YOUR INSTRUCTIONS >> Count the lines in the records below that contain the string "book", treating uppercase and lowercase as different, and give only the number.

DATA SECTION >>
:::::

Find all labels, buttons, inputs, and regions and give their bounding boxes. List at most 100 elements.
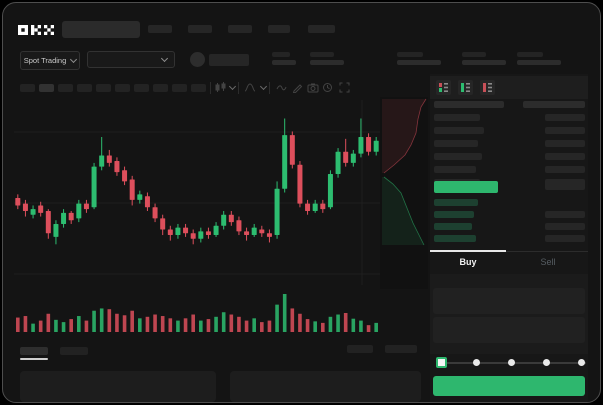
ask-row-price[interactable] bbox=[434, 114, 480, 121]
timeframe-button[interactable] bbox=[191, 84, 206, 92]
bottom-tab-placeholder[interactable] bbox=[60, 347, 88, 355]
candle-body bbox=[91, 166, 97, 208]
volume-bar bbox=[305, 319, 310, 332]
depth-bids-area bbox=[382, 177, 424, 245]
slider-stop[interactable] bbox=[578, 359, 585, 366]
bid-row-price[interactable] bbox=[434, 199, 478, 206]
settings-icon[interactable] bbox=[322, 82, 333, 93]
ticker-stat-value bbox=[310, 60, 344, 65]
ticker-stat-value bbox=[517, 60, 561, 65]
volume-bar bbox=[313, 321, 317, 332]
camera-icon[interactable] bbox=[307, 82, 319, 93]
book-bids-view-icon[interactable] bbox=[458, 80, 473, 95]
bid-row-price[interactable] bbox=[434, 211, 474, 218]
market-type-dropdown[interactable]: Spot Trading bbox=[20, 51, 80, 70]
volume-bar bbox=[61, 322, 66, 332]
nav-item-placeholder[interactable] bbox=[308, 25, 335, 33]
fullscreen-icon[interactable] bbox=[339, 82, 350, 93]
candle-body bbox=[190, 233, 196, 239]
indicators-icon[interactable] bbox=[244, 82, 256, 93]
chart-footer-placeholder[interactable] bbox=[347, 345, 373, 353]
candle-body bbox=[137, 194, 143, 200]
bid-row-amount bbox=[545, 223, 585, 230]
candle-body bbox=[53, 223, 59, 237]
timeframe-button[interactable] bbox=[96, 84, 111, 92]
depth-chart[interactable] bbox=[380, 97, 428, 289]
candle-body bbox=[122, 170, 128, 182]
candle-body bbox=[358, 137, 364, 154]
slider-stop[interactable] bbox=[473, 359, 480, 366]
volume-bar bbox=[229, 314, 234, 332]
candle-body bbox=[61, 212, 67, 224]
ask-row-price[interactable] bbox=[434, 101, 504, 108]
ask-row-price[interactable] bbox=[434, 166, 476, 173]
ask-row-price[interactable] bbox=[434, 140, 478, 147]
chevron-down-icon[interactable] bbox=[259, 82, 268, 91]
slider-handle[interactable] bbox=[436, 357, 447, 368]
timeframe-button[interactable] bbox=[39, 84, 54, 92]
bid-row-price[interactable] bbox=[434, 235, 476, 242]
active-tab-underline bbox=[20, 358, 48, 360]
interval-icon[interactable] bbox=[215, 82, 227, 93]
amount-input-placeholder[interactable] bbox=[433, 317, 585, 343]
ticker-stat-value bbox=[397, 60, 441, 65]
volume-bar bbox=[23, 316, 28, 332]
ask-row-price[interactable] bbox=[434, 153, 482, 160]
volume-bar bbox=[199, 320, 203, 332]
nav-item-placeholder[interactable] bbox=[148, 25, 172, 33]
slider-stop[interactable] bbox=[508, 359, 515, 366]
draw-icon[interactable] bbox=[292, 82, 303, 93]
last-price-bar[interactable] bbox=[434, 181, 498, 193]
ticker-stat-value bbox=[272, 60, 296, 65]
timeframe-button[interactable] bbox=[77, 84, 92, 92]
candle-body bbox=[213, 225, 219, 236]
search-input[interactable] bbox=[62, 21, 140, 38]
nav-item-placeholder[interactable] bbox=[228, 25, 252, 33]
pair-selector-dropdown[interactable] bbox=[87, 51, 175, 68]
chevron-down-icon bbox=[70, 55, 78, 64]
candle-body bbox=[305, 203, 311, 211]
candle-body bbox=[350, 153, 356, 163]
candlestick-chart[interactable] bbox=[14, 100, 380, 335]
book-combined-view-icon[interactable] bbox=[436, 80, 451, 95]
wallet-button[interactable] bbox=[209, 54, 249, 66]
slider-stop[interactable] bbox=[543, 359, 550, 366]
timeframe-button[interactable] bbox=[172, 84, 187, 92]
buy-tab[interactable]: Buy bbox=[459, 257, 477, 267]
okx-logo[interactable] bbox=[18, 23, 54, 41]
candle-body bbox=[30, 209, 36, 215]
timeframe-button[interactable] bbox=[153, 84, 168, 92]
buy-submit-button[interactable] bbox=[433, 376, 585, 396]
volume-bar bbox=[290, 308, 295, 332]
volume-bar bbox=[107, 309, 112, 332]
price-input-placeholder[interactable] bbox=[433, 288, 585, 314]
ask-row-amount bbox=[545, 179, 585, 186]
avatar[interactable] bbox=[190, 52, 205, 67]
candle-body bbox=[114, 161, 120, 173]
candle-body bbox=[282, 135, 288, 189]
timeframe-button[interactable] bbox=[134, 84, 149, 92]
nav-item-placeholder[interactable] bbox=[188, 25, 212, 33]
timeframe-button[interactable] bbox=[115, 84, 130, 92]
bottom-tab-placeholder[interactable] bbox=[20, 347, 48, 355]
candle-body bbox=[175, 227, 181, 236]
candle-body bbox=[244, 231, 250, 236]
timeframe-button[interactable] bbox=[20, 84, 35, 92]
orders-panel-placeholder bbox=[20, 371, 216, 402]
chevron-down-icon[interactable] bbox=[228, 82, 237, 91]
line-type-icon[interactable] bbox=[276, 85, 287, 91]
volume-bar bbox=[168, 318, 173, 332]
nav-item-placeholder[interactable] bbox=[268, 25, 290, 33]
candle-body bbox=[259, 229, 265, 234]
candle-body bbox=[373, 140, 379, 152]
volume-bar bbox=[84, 320, 89, 332]
book-asks-view-icon[interactable] bbox=[480, 80, 495, 95]
volume-bar bbox=[252, 318, 256, 332]
ask-row-price[interactable] bbox=[434, 127, 484, 134]
bid-row-price[interactable] bbox=[434, 223, 472, 230]
volume-bar bbox=[221, 312, 226, 332]
volume-bar bbox=[351, 318, 356, 332]
sell-tab[interactable]: Sell bbox=[540, 257, 556, 267]
chart-footer-placeholder[interactable] bbox=[385, 345, 417, 353]
timeframe-button[interactable] bbox=[58, 84, 73, 92]
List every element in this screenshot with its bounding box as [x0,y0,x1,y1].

:::::

SOLUTION TO THE EXERCISE >> 3